● Records for this exercise
____
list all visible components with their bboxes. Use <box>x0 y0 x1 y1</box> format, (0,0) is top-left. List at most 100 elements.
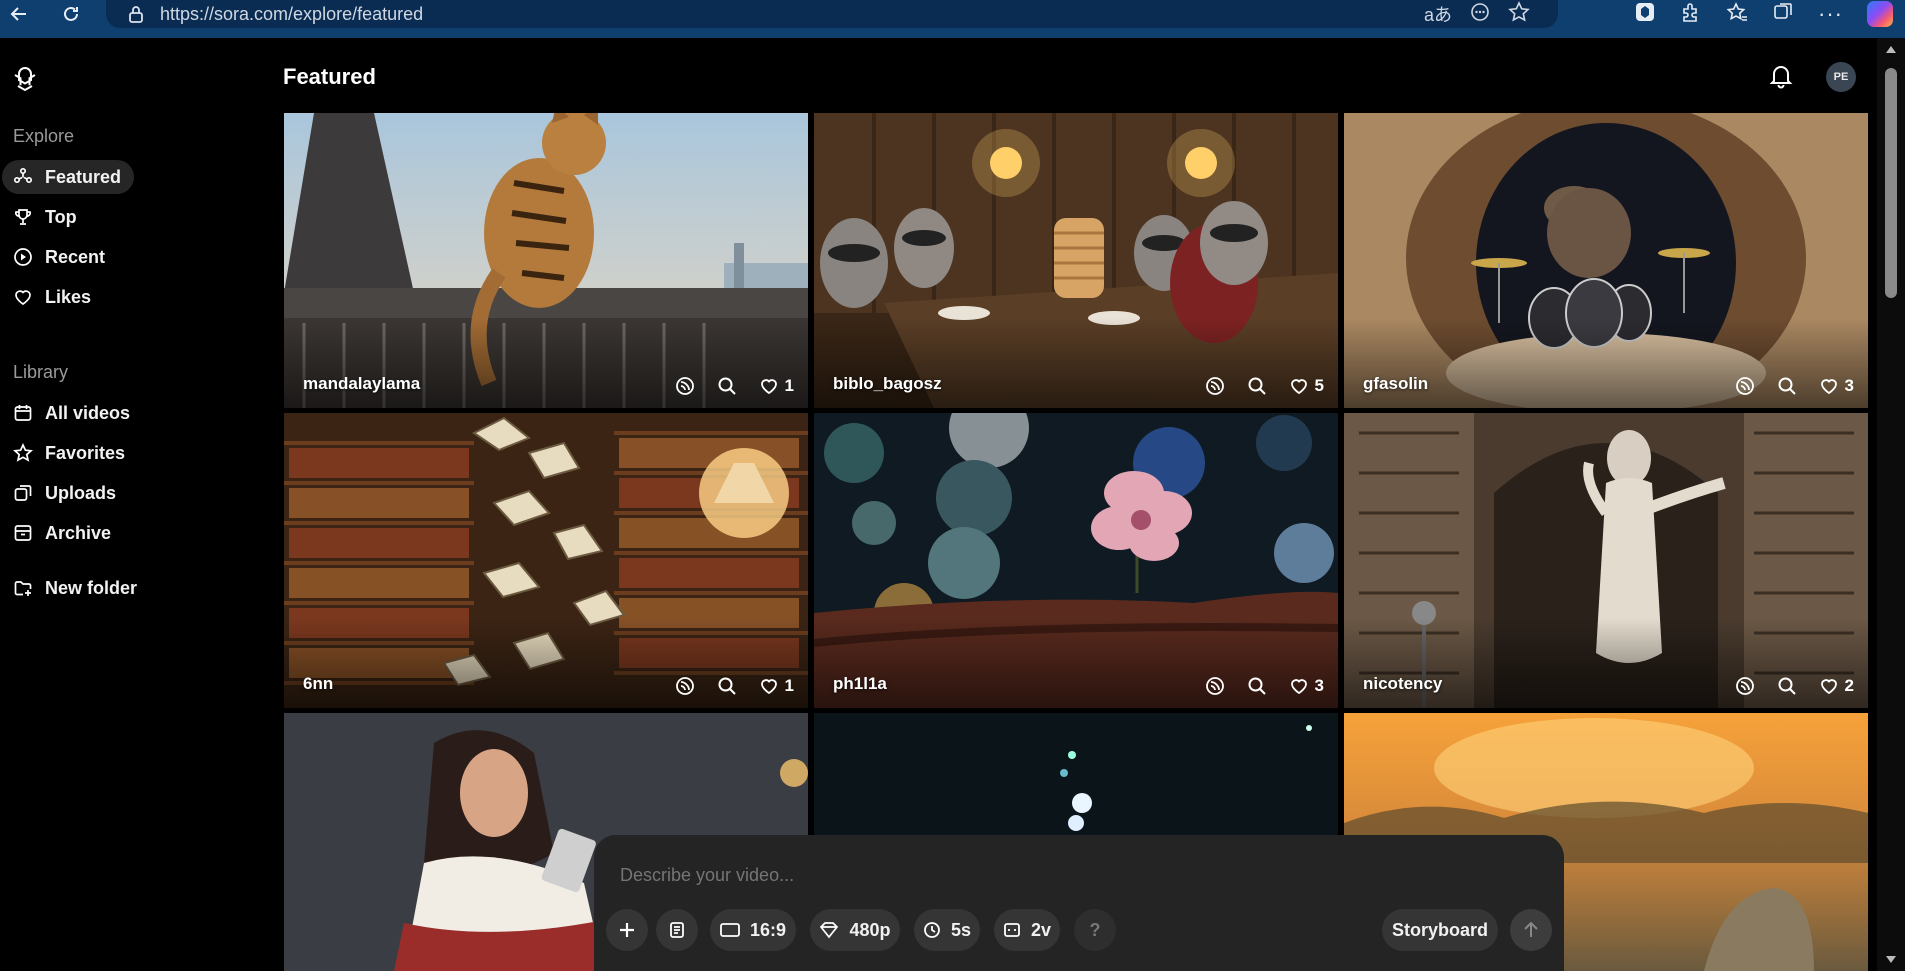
duration-button[interactable]: 5s <box>914 909 980 951</box>
video-card[interactable]: biblo_bagosz 5 <box>814 113 1338 408</box>
help-button[interactable]: ? <box>1074 909 1116 951</box>
sidebar-item-uploads[interactable]: Uploads <box>2 476 134 510</box>
remix-icon[interactable] <box>1735 676 1755 696</box>
openai-logo-icon[interactable] <box>10 64 40 94</box>
video-card[interactable]: ph1l1a 3 <box>814 413 1338 708</box>
like-button[interactable]: 3 <box>1289 676 1324 696</box>
resolution-button[interactable]: 480p <box>810 909 900 951</box>
heart-icon <box>1820 679 1837 695</box>
video-card[interactable]: gfasolin 3 <box>1344 113 1868 408</box>
remix-icon[interactable] <box>1205 376 1225 396</box>
aspect-ratio-icon <box>720 923 740 937</box>
remix-icon[interactable] <box>1735 376 1755 396</box>
card-actions: 1 <box>675 676 794 696</box>
sidebar-item-likes[interactable]: Likes <box>2 280 134 314</box>
resolution-value: 480p <box>849 919 891 940</box>
like-button[interactable]: 2 <box>1819 676 1854 696</box>
search-icon[interactable] <box>717 676 737 696</box>
clock-icon <box>924 922 940 938</box>
sidebar-item-all-videos[interactable]: All videos <box>2 396 134 430</box>
copilot-icon[interactable] <box>1867 1 1893 27</box>
like-count: 3 <box>1314 676 1324 695</box>
video-author[interactable]: nicotency <box>1363 674 1442 694</box>
address-bar[interactable]: https://sora.com/explore/featured aあ <box>106 0 1558 28</box>
sidebar-item-archive[interactable]: Archive <box>2 516 134 550</box>
like-button[interactable]: 1 <box>759 676 794 696</box>
scroll-down-icon[interactable] <box>1886 956 1896 963</box>
sidebar-item-top[interactable]: Top <box>2 200 134 234</box>
sidebar: Explore Featured Top Recent Likes Librar… <box>0 38 280 971</box>
url-text[interactable]: https://sora.com/explore/featured <box>160 4 423 25</box>
like-count: 1 <box>784 676 794 695</box>
menu-more-icon[interactable]: ··· <box>1818 1 1843 27</box>
scroll-thumb[interactable] <box>1885 68 1897 298</box>
remix-icon[interactable] <box>675 376 695 396</box>
more-tools-icon[interactable] <box>1470 2 1490 27</box>
search-icon[interactable] <box>1247 676 1267 696</box>
help-icon: ? <box>1089 919 1101 940</box>
video-card[interactable]: 6nn 1 <box>284 413 808 708</box>
scroll-up-icon[interactable] <box>1886 46 1896 53</box>
sidebar-item-label: All videos <box>45 402 131 423</box>
remix-icon[interactable] <box>675 676 695 696</box>
video-author[interactable]: gfasolin <box>1363 374 1428 394</box>
presets-button[interactable] <box>656 909 698 951</box>
like-button[interactable]: 1 <box>759 376 794 396</box>
variations-button[interactable]: 2v <box>994 909 1060 951</box>
search-icon[interactable] <box>717 376 737 396</box>
extensions-icon[interactable] <box>1680 1 1702 28</box>
new-folder-label: New folder <box>45 577 138 598</box>
video-author[interactable]: 6nn <box>303 674 333 694</box>
storyboard-button[interactable]: Storyboard <box>1382 909 1498 951</box>
sidebar-item-favorites[interactable]: Favorites <box>2 436 134 470</box>
add-media-button[interactable] <box>606 909 648 951</box>
aspect-ratio-button[interactable]: 16:9 <box>710 909 796 951</box>
heart-icon <box>1820 379 1837 395</box>
video-author[interactable]: ph1l1a <box>833 674 887 694</box>
new-folder-button[interactable]: New folder <box>2 571 202 605</box>
video-card[interactable]: nicotency 2 <box>1344 413 1868 708</box>
favorites-icon[interactable] <box>1726 1 1748 28</box>
calendar-icon <box>13 403 33 423</box>
featured-icon <box>13 167 33 187</box>
heart-icon <box>13 287 33 307</box>
remix-icon[interactable] <box>1205 676 1225 696</box>
avatar[interactable]: PE <box>1826 62 1856 92</box>
sidebar-item-label: Uploads <box>45 482 117 503</box>
video-card[interactable]: mandalaylama 1 <box>284 113 808 408</box>
like-button[interactable]: 5 <box>1289 376 1324 396</box>
search-icon[interactable] <box>1777 376 1797 396</box>
new-folder-icon <box>13 578 33 598</box>
back-icon[interactable] <box>0 0 38 33</box>
heart-icon <box>1290 679 1307 695</box>
upload-icon <box>13 483 33 503</box>
arrow-up-icon <box>1524 921 1538 937</box>
prompt-input[interactable] <box>620 865 1520 886</box>
sidebar-item-recent[interactable]: Recent <box>2 240 134 274</box>
bookmark-star-icon[interactable] <box>1508 0 1530 28</box>
page-scrollbar[interactable] <box>1877 38 1905 971</box>
video-author[interactable]: mandalaylama <box>303 374 420 394</box>
search-icon[interactable] <box>1247 376 1267 396</box>
video-author[interactable]: biblo_bagosz <box>833 374 942 394</box>
notifications-bell-icon[interactable] <box>1767 62 1795 90</box>
heart-icon <box>1290 379 1307 395</box>
sidebar-item-featured[interactable]: Featured <box>2 160 134 194</box>
like-button[interactable]: 3 <box>1819 376 1854 396</box>
heart-icon <box>760 379 777 395</box>
explore-heading: Explore <box>13 126 75 146</box>
extension-app-icon[interactable] <box>1634 1 1656 28</box>
like-count: 1 <box>784 376 794 395</box>
collections-icon[interactable] <box>1772 1 1794 28</box>
duration-value: 5s <box>950 919 972 940</box>
storyboard-label: Storyboard <box>1391 919 1488 940</box>
browser-toolbar: https://sora.com/explore/featured aあ ··· <box>0 0 1905 38</box>
sidebar-item-label: Featured <box>45 166 122 187</box>
trophy-icon <box>13 207 33 227</box>
sidebar-item-label: Archive <box>45 522 112 543</box>
diamond-icon <box>820 922 839 939</box>
translate-icon[interactable]: aあ <box>1424 1 1452 27</box>
search-icon[interactable] <box>1777 676 1797 696</box>
submit-button[interactable] <box>1510 909 1552 951</box>
refresh-icon[interactable] <box>52 0 90 33</box>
____
● What is expected
Copy out every row above word for word, but leave out the picture.

● The answer
list all visible components with their bboxes. Use <box>x0 y0 x1 y1</box> format, (0,0) is top-left. List at most 100 elements.
duration-button[interactable]: 5s <box>914 909 980 951</box>
video-card[interactable]: biblo_bagosz 5 <box>814 113 1338 408</box>
help-button[interactable]: ? <box>1074 909 1116 951</box>
sidebar-item-uploads[interactable]: Uploads <box>2 476 134 510</box>
remix-icon[interactable] <box>1735 676 1755 696</box>
openai-logo-icon[interactable] <box>10 64 40 94</box>
video-card[interactable]: ph1l1a 3 <box>814 413 1338 708</box>
like-button[interactable]: 3 <box>1289 676 1324 696</box>
resolution-button[interactable]: 480p <box>810 909 900 951</box>
heart-icon <box>1820 679 1837 695</box>
video-card[interactable]: gfasolin 3 <box>1344 113 1868 408</box>
remix-icon[interactable] <box>1205 376 1225 396</box>
aspect-ratio-icon <box>720 923 740 937</box>
remix-icon[interactable] <box>1735 376 1755 396</box>
card-actions: 1 <box>675 676 794 696</box>
sidebar-item-likes[interactable]: Likes <box>2 280 134 314</box>
resolution-value: 480p <box>849 919 891 940</box>
like-button[interactable]: 2 <box>1819 676 1854 696</box>
search-icon[interactable] <box>717 676 737 696</box>
clock-icon <box>924 922 940 938</box>
sidebar-item-all-videos[interactable]: All videos <box>2 396 134 430</box>
copilot-icon[interactable] <box>1867 1 1893 27</box>
like-count: 3 <box>1314 676 1324 695</box>
video-author[interactable]: nicotency <box>1363 674 1442 694</box>
address-bar[interactable]: https://sora.com/explore/featured aあ <box>106 0 1558 28</box>
sidebar-item-archive[interactable]: Archive <box>2 516 134 550</box>
like-button[interactable]: 1 <box>759 676 794 696</box>
scroll-down-icon[interactable] <box>1886 956 1896 963</box>
sidebar-item-top[interactable]: Top <box>2 200 134 234</box>
sidebar: Explore Featured Top Recent Likes Librar… <box>0 38 280 971</box>
url-text[interactable]: https://sora.com/explore/featured <box>160 4 423 25</box>
like-count: 1 <box>784 676 794 695</box>
menu-more-icon[interactable]: ··· <box>1818 1 1843 27</box>
scroll-thumb[interactable] <box>1885 68 1897 298</box>
remix-icon[interactable] <box>675 376 695 396</box>
more-tools-icon[interactable] <box>1470 2 1490 27</box>
search-icon[interactable] <box>1247 676 1267 696</box>
help-icon: ? <box>1089 919 1101 940</box>
video-card[interactable]: 6nn 1 <box>284 413 808 708</box>
scroll-up-icon[interactable] <box>1886 46 1896 53</box>
sidebar-item-label: All videos <box>45 402 131 423</box>
remix-icon[interactable] <box>675 676 695 696</box>
video-author[interactable]: gfasolin <box>1363 374 1428 394</box>
presets-button[interactable] <box>656 909 698 951</box>
like-button[interactable]: 1 <box>759 376 794 396</box>
variations-button[interactable]: 2v <box>994 909 1060 951</box>
search-icon[interactable] <box>717 376 737 396</box>
extensions-icon[interactable] <box>1680 1 1702 28</box>
new-folder-label: New folder <box>45 577 138 598</box>
video-author[interactable]: 6nn <box>303 674 333 694</box>
storyboard-button[interactable]: Storyboard <box>1382 909 1498 951</box>
sidebar-item-favorites[interactable]: Favorites <box>2 436 134 470</box>
add-media-button[interactable] <box>606 909 648 951</box>
aspect-ratio-button[interactable]: 16:9 <box>710 909 796 951</box>
heart-icon <box>1820 379 1837 395</box>
video-author[interactable]: ph1l1a <box>833 674 887 694</box>
new-folder-button[interactable]: New folder <box>2 571 202 605</box>
video-card[interactable]: nicotency 2 <box>1344 413 1868 708</box>
favorites-icon[interactable] <box>1726 1 1748 28</box>
calendar-icon <box>13 403 33 423</box>
featured-icon <box>13 167 33 187</box>
heart-icon <box>13 287 33 307</box>
remix-icon[interactable] <box>1205 676 1225 696</box>
avatar[interactable]: PE <box>1826 62 1856 92</box>
sidebar-item-label: Uploads <box>45 482 117 503</box>
video-card[interactable]: mandalaylama 1 <box>284 113 808 408</box>
like-button[interactable]: 5 <box>1289 376 1324 396</box>
search-icon[interactable] <box>1777 376 1797 396</box>
new-folder-icon <box>13 578 33 598</box>
back-icon[interactable] <box>0 0 38 33</box>
heart-icon <box>1290 679 1307 695</box>
upload-icon <box>13 483 33 503</box>
arrow-up-icon <box>1524 921 1538 937</box>
prompt-input[interactable] <box>620 865 1520 886</box>
sidebar-item-recent[interactable]: Recent <box>2 240 134 274</box>
bookmark-star-icon[interactable] <box>1508 0 1530 28</box>
page-scrollbar[interactable] <box>1877 38 1905 971</box>
video-author[interactable]: mandalaylama <box>303 374 420 394</box>
search-icon[interactable] <box>1247 376 1267 396</box>
video-author[interactable]: biblo_bagosz <box>833 374 942 394</box>
notifications-bell-icon[interactable] <box>1767 62 1795 90</box>
heart-icon <box>1290 379 1307 395</box>
sidebar-item-featured[interactable]: Featured <box>2 160 134 194</box>
like-button[interactable]: 3 <box>1819 376 1854 396</box>
heart-icon <box>760 379 777 395</box>
explore-heading: Explore <box>13 126 75 146</box>
extension-app-icon[interactable] <box>1634 1 1656 28</box>
like-count: 1 <box>784 376 794 395</box>
collections-icon[interactable] <box>1772 1 1794 28</box>
duration-value: 5s <box>950 919 972 940</box>
storyboard-label: Storyboard <box>1391 919 1488 940</box>
browser-toolbar: https://sora.com/explore/featured aあ ··· <box>0 0 1905 38</box>
sidebar-item-label: Featured <box>45 166 122 187</box>
trophy-icon <box>13 207 33 227</box>
sidebar-item-label: Archive <box>45 522 112 543</box>
diamond-icon <box>820 922 839 939</box>
translate-icon[interactable]: aあ <box>1424 1 1452 27</box>
search-icon[interactable] <box>1777 676 1797 696</box>
submit-button[interactable] <box>1510 909 1552 951</box>
refresh-icon[interactable] <box>52 0 90 33</box>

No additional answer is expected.